To be done -
Where a line contains the word "peri", copy that line in full.

Data for this task -
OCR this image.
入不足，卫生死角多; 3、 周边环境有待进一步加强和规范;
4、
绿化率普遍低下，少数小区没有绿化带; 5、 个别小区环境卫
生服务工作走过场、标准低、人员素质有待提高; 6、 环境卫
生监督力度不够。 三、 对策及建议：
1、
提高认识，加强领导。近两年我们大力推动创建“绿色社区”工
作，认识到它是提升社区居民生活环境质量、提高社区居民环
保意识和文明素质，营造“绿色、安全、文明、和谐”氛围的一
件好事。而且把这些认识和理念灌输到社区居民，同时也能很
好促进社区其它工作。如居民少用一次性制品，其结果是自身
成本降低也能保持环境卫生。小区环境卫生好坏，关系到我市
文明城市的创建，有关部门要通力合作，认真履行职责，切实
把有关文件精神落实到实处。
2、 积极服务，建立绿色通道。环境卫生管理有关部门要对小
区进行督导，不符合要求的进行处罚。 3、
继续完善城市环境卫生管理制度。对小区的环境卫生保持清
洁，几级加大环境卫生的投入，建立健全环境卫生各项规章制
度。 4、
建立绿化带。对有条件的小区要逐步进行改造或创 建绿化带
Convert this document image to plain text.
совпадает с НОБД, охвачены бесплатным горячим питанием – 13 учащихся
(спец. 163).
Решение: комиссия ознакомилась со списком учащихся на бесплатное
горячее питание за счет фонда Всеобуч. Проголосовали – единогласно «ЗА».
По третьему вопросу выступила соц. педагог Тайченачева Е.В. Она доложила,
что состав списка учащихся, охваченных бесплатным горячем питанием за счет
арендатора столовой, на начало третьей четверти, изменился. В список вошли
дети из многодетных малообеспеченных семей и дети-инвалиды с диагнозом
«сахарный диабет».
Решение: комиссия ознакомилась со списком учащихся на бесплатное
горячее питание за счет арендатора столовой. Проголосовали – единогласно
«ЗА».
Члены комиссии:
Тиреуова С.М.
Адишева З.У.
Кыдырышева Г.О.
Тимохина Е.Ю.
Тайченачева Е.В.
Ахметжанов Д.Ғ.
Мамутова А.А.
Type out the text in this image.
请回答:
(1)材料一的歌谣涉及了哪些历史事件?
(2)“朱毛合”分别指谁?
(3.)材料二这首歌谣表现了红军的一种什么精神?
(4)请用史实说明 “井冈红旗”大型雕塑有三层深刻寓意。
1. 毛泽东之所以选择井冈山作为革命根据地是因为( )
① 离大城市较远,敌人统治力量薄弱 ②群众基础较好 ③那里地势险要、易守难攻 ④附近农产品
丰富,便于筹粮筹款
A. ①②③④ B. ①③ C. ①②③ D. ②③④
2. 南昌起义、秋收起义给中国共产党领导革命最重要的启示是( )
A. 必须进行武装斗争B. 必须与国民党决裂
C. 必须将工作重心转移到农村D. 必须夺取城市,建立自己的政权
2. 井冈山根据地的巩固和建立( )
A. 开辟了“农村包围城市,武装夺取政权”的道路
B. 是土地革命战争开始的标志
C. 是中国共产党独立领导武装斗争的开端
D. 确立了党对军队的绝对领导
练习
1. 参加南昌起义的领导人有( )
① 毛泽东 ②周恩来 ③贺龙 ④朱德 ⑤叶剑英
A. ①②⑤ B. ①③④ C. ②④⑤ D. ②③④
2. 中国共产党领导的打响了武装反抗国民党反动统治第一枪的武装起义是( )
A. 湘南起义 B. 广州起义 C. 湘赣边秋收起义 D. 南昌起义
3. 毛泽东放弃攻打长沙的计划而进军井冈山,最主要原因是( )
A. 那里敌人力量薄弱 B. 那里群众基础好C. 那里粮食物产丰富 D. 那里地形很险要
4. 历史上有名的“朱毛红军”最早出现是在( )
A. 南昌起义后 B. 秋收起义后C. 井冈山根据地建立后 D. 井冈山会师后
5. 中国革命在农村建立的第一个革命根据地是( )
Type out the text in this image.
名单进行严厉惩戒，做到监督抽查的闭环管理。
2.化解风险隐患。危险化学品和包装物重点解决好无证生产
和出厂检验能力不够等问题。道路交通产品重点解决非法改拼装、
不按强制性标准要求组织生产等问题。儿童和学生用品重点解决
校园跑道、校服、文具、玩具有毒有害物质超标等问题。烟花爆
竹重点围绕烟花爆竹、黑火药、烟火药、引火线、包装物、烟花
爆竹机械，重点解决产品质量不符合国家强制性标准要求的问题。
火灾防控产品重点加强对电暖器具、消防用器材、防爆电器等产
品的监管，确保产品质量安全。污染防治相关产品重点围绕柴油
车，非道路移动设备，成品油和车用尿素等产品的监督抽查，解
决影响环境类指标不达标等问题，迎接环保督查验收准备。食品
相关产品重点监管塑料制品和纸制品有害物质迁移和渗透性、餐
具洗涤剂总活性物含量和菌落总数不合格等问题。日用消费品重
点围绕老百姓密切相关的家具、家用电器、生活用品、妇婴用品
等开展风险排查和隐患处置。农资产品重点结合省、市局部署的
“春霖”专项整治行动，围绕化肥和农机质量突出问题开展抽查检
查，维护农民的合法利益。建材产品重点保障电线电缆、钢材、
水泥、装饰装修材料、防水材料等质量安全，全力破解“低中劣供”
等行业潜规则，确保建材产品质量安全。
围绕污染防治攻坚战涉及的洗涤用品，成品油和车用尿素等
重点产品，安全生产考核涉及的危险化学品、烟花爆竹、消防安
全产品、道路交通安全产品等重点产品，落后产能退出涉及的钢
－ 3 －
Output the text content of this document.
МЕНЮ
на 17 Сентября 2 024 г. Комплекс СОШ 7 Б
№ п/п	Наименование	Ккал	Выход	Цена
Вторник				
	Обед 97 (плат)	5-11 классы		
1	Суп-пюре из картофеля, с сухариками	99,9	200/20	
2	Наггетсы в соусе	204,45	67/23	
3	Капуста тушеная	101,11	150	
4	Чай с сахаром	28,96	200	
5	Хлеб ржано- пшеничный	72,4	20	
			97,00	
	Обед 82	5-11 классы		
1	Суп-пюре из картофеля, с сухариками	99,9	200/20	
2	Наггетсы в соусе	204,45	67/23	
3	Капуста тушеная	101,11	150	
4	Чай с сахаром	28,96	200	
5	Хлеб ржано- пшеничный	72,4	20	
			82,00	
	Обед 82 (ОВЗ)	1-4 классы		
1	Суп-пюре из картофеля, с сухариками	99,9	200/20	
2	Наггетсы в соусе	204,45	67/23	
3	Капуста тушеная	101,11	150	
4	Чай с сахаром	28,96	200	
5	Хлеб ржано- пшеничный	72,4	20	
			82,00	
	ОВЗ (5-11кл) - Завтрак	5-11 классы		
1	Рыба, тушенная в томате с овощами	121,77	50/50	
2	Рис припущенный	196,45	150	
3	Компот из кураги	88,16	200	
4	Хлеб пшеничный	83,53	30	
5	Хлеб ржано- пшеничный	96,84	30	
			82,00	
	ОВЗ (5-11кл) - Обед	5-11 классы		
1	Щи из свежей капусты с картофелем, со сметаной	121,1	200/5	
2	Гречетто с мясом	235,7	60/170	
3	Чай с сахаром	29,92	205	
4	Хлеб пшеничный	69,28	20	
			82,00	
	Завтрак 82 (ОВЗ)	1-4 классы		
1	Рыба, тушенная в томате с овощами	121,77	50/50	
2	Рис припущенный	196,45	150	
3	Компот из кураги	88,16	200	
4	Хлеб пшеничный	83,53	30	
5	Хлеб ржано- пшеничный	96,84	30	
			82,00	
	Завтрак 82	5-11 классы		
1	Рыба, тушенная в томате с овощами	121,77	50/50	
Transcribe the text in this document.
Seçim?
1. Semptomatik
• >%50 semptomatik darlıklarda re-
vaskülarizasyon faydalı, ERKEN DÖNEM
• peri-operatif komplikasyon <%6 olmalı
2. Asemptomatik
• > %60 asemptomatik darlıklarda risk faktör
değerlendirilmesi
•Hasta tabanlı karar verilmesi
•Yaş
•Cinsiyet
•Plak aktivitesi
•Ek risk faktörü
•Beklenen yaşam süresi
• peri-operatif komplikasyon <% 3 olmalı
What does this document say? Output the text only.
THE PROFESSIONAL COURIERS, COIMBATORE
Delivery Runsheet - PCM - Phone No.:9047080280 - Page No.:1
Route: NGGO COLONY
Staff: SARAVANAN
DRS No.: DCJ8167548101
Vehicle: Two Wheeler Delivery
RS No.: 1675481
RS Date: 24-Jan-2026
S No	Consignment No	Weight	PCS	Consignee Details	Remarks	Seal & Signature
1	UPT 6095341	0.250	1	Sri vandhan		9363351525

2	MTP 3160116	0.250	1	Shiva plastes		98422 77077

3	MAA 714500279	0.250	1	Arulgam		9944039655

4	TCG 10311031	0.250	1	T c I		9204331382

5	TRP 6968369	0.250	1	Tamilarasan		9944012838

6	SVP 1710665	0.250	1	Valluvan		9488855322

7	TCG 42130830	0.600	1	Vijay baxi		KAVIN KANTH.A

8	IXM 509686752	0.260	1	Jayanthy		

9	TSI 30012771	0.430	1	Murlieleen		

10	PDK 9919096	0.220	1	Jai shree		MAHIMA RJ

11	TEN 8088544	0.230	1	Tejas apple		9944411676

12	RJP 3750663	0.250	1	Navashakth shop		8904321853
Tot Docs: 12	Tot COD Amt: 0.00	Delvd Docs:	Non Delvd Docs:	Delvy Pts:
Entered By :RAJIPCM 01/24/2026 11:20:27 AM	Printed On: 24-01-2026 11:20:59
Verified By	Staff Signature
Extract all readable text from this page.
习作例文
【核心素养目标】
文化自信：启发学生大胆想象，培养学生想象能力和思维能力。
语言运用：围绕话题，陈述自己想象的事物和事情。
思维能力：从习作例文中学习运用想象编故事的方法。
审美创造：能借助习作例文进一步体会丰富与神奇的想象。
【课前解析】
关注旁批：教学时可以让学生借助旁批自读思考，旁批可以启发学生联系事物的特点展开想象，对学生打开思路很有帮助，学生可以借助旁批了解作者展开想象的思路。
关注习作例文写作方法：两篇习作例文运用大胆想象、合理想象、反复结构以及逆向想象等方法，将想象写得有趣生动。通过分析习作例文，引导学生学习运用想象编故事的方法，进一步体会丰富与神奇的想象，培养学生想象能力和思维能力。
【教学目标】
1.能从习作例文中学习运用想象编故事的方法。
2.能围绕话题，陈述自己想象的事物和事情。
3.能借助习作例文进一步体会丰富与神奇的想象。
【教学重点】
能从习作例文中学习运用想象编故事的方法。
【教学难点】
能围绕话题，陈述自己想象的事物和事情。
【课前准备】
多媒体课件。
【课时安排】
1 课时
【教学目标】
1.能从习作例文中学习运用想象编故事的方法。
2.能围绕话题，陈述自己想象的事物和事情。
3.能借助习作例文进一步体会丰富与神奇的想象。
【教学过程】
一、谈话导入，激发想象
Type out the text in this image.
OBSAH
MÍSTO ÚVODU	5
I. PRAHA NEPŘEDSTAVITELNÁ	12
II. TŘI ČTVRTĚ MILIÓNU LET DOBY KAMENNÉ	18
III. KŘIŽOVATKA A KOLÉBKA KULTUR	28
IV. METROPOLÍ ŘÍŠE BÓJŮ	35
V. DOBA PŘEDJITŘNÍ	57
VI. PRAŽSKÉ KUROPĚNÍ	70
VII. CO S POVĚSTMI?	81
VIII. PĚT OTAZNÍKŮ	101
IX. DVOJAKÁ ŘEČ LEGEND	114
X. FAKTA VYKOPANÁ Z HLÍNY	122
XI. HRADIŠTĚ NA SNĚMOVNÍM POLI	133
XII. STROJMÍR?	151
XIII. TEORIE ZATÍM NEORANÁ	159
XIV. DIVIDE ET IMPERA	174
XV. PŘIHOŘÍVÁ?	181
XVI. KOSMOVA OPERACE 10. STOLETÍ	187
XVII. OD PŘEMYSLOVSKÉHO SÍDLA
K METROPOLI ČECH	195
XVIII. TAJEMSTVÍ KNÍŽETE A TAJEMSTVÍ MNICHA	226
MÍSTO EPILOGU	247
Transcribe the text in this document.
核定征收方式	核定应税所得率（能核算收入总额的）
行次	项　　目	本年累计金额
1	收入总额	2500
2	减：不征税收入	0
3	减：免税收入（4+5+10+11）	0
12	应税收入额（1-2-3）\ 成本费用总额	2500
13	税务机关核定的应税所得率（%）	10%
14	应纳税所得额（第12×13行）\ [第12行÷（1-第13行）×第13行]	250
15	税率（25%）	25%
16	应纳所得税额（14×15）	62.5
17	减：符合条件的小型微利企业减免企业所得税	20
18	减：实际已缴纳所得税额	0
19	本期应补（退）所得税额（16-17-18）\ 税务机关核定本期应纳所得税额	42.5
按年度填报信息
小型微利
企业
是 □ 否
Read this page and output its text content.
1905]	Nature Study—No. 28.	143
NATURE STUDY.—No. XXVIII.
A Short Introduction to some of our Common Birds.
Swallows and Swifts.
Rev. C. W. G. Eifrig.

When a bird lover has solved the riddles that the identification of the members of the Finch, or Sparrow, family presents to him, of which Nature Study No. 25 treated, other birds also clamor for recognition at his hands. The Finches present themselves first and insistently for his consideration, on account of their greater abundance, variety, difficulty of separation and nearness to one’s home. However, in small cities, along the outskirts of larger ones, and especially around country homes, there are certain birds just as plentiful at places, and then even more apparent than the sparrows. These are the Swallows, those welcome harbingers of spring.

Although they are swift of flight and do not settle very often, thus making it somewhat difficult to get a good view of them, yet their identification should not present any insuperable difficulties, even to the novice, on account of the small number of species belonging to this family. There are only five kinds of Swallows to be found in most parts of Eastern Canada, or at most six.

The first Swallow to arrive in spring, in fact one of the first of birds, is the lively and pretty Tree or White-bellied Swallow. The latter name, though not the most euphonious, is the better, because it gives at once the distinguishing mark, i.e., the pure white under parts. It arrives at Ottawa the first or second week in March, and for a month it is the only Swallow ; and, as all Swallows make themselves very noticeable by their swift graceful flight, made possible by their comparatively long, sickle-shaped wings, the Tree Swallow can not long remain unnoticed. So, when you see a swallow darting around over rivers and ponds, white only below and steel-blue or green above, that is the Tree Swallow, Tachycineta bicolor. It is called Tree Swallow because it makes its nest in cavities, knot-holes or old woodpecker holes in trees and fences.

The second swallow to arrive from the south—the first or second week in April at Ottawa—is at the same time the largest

Response -
• peri-operatif komplikasyon <%6 olmalı
• peri-operatif komplikasyon <% 3 olmalı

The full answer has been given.